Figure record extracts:
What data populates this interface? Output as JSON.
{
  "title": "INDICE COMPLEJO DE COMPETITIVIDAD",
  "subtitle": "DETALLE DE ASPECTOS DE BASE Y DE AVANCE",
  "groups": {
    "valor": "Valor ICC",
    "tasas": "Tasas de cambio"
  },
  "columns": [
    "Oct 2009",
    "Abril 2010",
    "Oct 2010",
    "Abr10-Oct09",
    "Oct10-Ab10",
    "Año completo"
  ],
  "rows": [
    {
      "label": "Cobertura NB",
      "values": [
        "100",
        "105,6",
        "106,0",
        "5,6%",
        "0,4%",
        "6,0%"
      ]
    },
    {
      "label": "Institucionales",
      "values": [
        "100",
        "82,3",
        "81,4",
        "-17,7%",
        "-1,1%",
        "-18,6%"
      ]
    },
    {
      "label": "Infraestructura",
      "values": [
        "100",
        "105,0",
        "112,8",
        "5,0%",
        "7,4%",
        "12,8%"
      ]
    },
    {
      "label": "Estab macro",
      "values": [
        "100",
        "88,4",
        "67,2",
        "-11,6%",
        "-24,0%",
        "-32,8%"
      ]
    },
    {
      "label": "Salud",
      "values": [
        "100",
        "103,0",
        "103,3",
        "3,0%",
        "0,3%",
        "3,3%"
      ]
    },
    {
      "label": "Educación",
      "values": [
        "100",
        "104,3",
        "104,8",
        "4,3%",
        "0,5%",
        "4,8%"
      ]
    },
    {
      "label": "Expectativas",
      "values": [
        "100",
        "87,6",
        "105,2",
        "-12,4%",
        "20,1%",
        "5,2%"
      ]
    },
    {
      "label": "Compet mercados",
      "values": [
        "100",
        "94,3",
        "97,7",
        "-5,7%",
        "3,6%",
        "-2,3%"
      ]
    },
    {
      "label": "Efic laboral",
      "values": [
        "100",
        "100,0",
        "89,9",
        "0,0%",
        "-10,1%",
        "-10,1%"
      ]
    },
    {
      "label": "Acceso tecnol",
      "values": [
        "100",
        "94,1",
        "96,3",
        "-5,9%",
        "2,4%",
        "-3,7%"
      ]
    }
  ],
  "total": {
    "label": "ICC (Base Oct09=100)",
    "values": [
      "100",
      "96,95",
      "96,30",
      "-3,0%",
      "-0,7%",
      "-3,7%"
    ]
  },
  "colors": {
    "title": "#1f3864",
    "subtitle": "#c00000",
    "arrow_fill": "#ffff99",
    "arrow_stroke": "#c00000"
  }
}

* **EXERCISE INSTRUCTIONS**
Find how many lines include the string "label" and report that number alone.

* **SOLUTION TO THIS PROBLEM**
11